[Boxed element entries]
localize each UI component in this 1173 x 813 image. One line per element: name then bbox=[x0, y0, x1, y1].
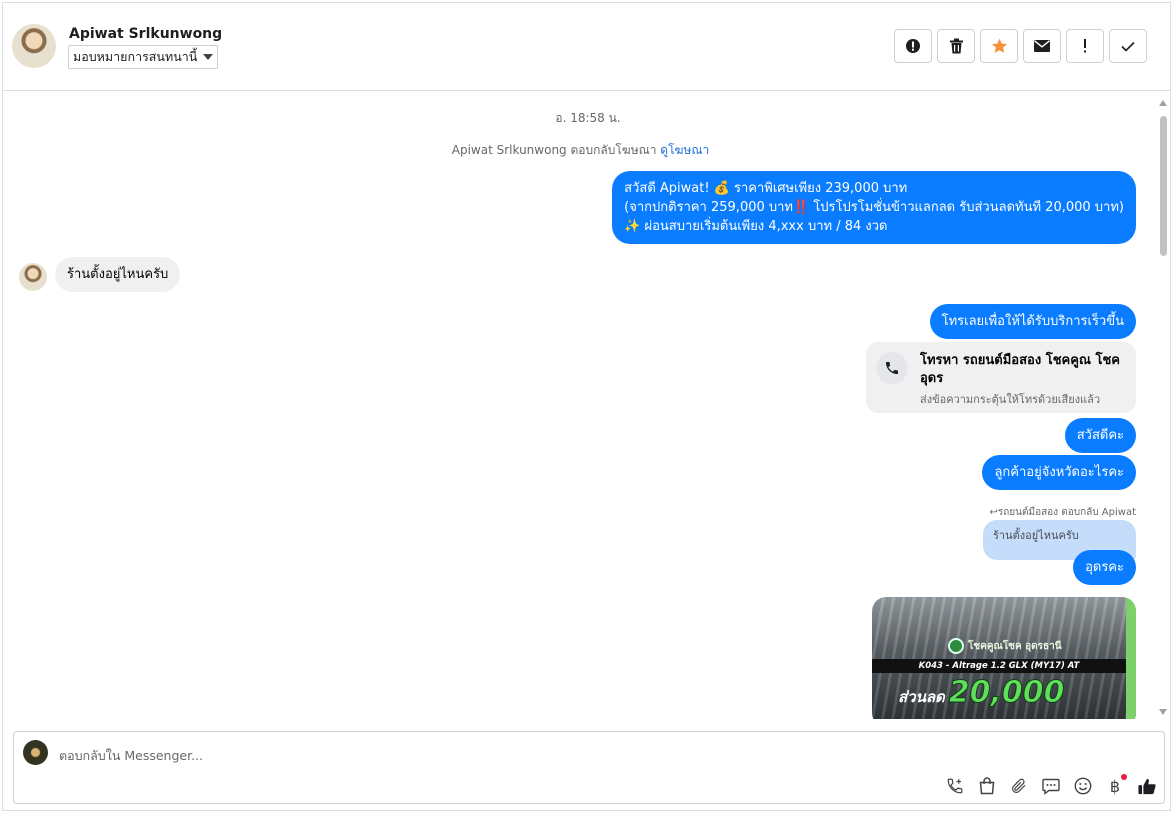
dealer-logo-mark bbox=[948, 638, 964, 654]
assign-label: มอบหมายการสนทนานี้ bbox=[73, 49, 198, 64]
thread-timestamp: อ. 18:58 น. bbox=[555, 111, 621, 125]
like-button[interactable] bbox=[1138, 777, 1156, 795]
contact-name[interactable]: Apiwat Srlkunwong bbox=[69, 26, 222, 42]
dealer-logo: โชคคูณโชค อุดรธานี bbox=[948, 637, 1066, 655]
contact-avatar[interactable] bbox=[12, 24, 56, 68]
reply-context-label: ↩รถยนต์มือสอง ตอบกลับ Apiwat bbox=[989, 505, 1136, 520]
outgoing-message[interactable]: สวัสดี Apiwat! 💰 ราคาพิเศษเพียง 239,000 … bbox=[612, 171, 1136, 244]
thumbs-up-icon bbox=[1138, 778, 1156, 794]
phone-icon bbox=[886, 362, 898, 374]
dealer-logo-text: โชคคูณโชค อุดรธานี bbox=[968, 640, 1062, 652]
scroll-thumb[interactable] bbox=[1160, 116, 1167, 256]
caret-down-icon bbox=[203, 54, 214, 60]
trash-icon bbox=[949, 38, 963, 54]
call-card-subtitle: ส่งข้อความกระตุ้นให้โทรด้วยเสียงแล้ว bbox=[920, 393, 1101, 406]
view-ad-link[interactable]: ดูโฆษณา bbox=[660, 143, 709, 157]
message-composer[interactable]: ตอบกลับใน Messenger... ฿ bbox=[13, 731, 1165, 804]
envelope-icon bbox=[1034, 40, 1050, 52]
outgoing-message[interactable]: อุดรคะ bbox=[1073, 550, 1136, 585]
header-actions bbox=[894, 29, 1147, 63]
ad-image-attachment[interactable]: โชคคูณโชค อุดรธานี K043 - Altrage 1.2 GL… bbox=[872, 597, 1136, 719]
reply-input[interactable]: ตอบกลับใน Messenger... bbox=[59, 746, 203, 766]
notification-dot bbox=[1121, 774, 1127, 780]
phone-plus-icon bbox=[947, 778, 963, 794]
payment-button[interactable]: ฿ bbox=[1106, 774, 1127, 796]
page-avatar bbox=[23, 740, 48, 765]
smiley-icon bbox=[1074, 777, 1092, 795]
reply-arrow-icon: ↩ bbox=[989, 507, 998, 518]
outgoing-message[interactable]: สวัสดีคะ bbox=[1064, 418, 1136, 453]
delete-button[interactable] bbox=[937, 29, 975, 63]
exclamation-icon bbox=[1084, 39, 1086, 53]
conversation-header: Apiwat Srlkunwong มอบหมายการสนทนานี้ bbox=[3, 3, 1170, 91]
ad-reply-text: Apiwat Srlkunwong ตอบกลับโฆษณา bbox=[451, 143, 657, 157]
message-line: ✨ ผ่อนสบายเริ่มต้นเพียง 4,xxx บาท / 84 ง… bbox=[624, 219, 888, 234]
discount-banner: ส่วนลด 20,000 bbox=[898, 675, 1065, 711]
message-line: สวัสดี Apiwat! 💰 ราคาพิเศษเพียง 239,000 … bbox=[624, 181, 908, 196]
mark-done-button[interactable] bbox=[1109, 29, 1147, 63]
baht-icon: ฿ bbox=[1109, 776, 1121, 796]
reply-context-text: รถยนต์มือสอง ตอบกลับ Apiwat bbox=[997, 507, 1136, 518]
mark-unread-button[interactable] bbox=[1023, 29, 1061, 63]
mark-spam-button[interactable] bbox=[894, 29, 932, 63]
emoji-button[interactable] bbox=[1074, 777, 1092, 795]
call-card-title: โทรหา รถยนต์มือสอง โชคคูณ โชค อุดร bbox=[920, 353, 1121, 386]
incoming-message[interactable]: ร้านตั้งอยู่ไหนครับ bbox=[55, 257, 181, 292]
chat-bubble-icon bbox=[1042, 778, 1060, 795]
assign-conversation-dropdown[interactable]: มอบหมายการสนทนานี้ bbox=[68, 45, 219, 69]
message-line: (จากปกติราคา 259,000 บาท‼️ โปรโปรโมชั่นข… bbox=[624, 200, 1124, 215]
messenger-conversation-panel: Apiwat Srlkunwong มอบหมายการสนทนานี้ อ. … bbox=[2, 2, 1171, 811]
composer-tools: ฿ bbox=[946, 774, 1156, 796]
star-button[interactable] bbox=[980, 29, 1018, 63]
scroll-up-arrow-icon[interactable] bbox=[1159, 100, 1167, 106]
scroll-down-arrow-icon[interactable] bbox=[1159, 709, 1167, 715]
discount-amount: 20,000 bbox=[948, 675, 1065, 711]
image-green-edge bbox=[1126, 597, 1136, 719]
outgoing-message[interactable]: โทรเลยเพื่อให้ได้รับบริการเร็วขึ้น bbox=[929, 304, 1136, 339]
ad-reply-note: Apiwat Srlkunwong ตอบกลับโฆษณา ดูโฆษณา bbox=[3, 141, 1158, 160]
attach-button[interactable] bbox=[1010, 777, 1028, 795]
shop-button[interactable] bbox=[978, 777, 996, 795]
thread-scrollbar[interactable] bbox=[1157, 96, 1170, 719]
car-model-label: K043 - Altrage 1.2 GLX (MY17) AT bbox=[872, 659, 1126, 673]
star-icon bbox=[991, 38, 1007, 53]
phone-icon-wrapper bbox=[876, 352, 908, 384]
paperclip-icon bbox=[1012, 778, 1026, 793]
message-thread[interactable]: อ. 18:58 น. Apiwat Srlkunwong ตอบกลับโฆษ… bbox=[3, 92, 1159, 719]
check-icon bbox=[1121, 41, 1135, 52]
saved-replies-button[interactable] bbox=[1042, 777, 1060, 795]
contact-avatar-small bbox=[19, 263, 47, 291]
call-request-button[interactable] bbox=[946, 777, 964, 795]
alert-circle-icon bbox=[906, 39, 920, 53]
outgoing-message[interactable]: ลูกค้าอยู่จังหวัดอะไรคะ bbox=[982, 455, 1136, 490]
shopping-bag-icon bbox=[979, 777, 995, 795]
call-request-card[interactable]: โทรหา รถยนต์มือสอง โชคคูณ โชค อุดร ส่งข้… bbox=[866, 342, 1136, 413]
follow-up-button[interactable] bbox=[1066, 29, 1104, 63]
discount-label: ส่วนลด bbox=[898, 688, 945, 706]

• _EXERCISE DETAILS_
Rewrite the part of the entries above that opens with the line containing "dealer-logo-mark bbox=[948, 638, 964, 654]" and closes with the line containing "dealer-logo: โชคคูณโชค อุดรธานี" as a numbered list, leaving out any blank lines.

• _COMPLETED TASK_
1. dealer-logo-mark bbox=[948, 638, 964, 654]
2. assign-label: มอบหมายการสนทนานี้ bbox=[73, 49, 198, 64]
3. thread-timestamp: อ. 18:58 น. bbox=[555, 111, 621, 125]
4. like-button[interactable] bbox=[1138, 777, 1156, 795]
5. contact-name[interactable]: Apiwat Srlkunwong bbox=[69, 26, 222, 42]
6. dealer-logo: โชคคูณโชค อุดรธานี bbox=[948, 637, 1066, 655]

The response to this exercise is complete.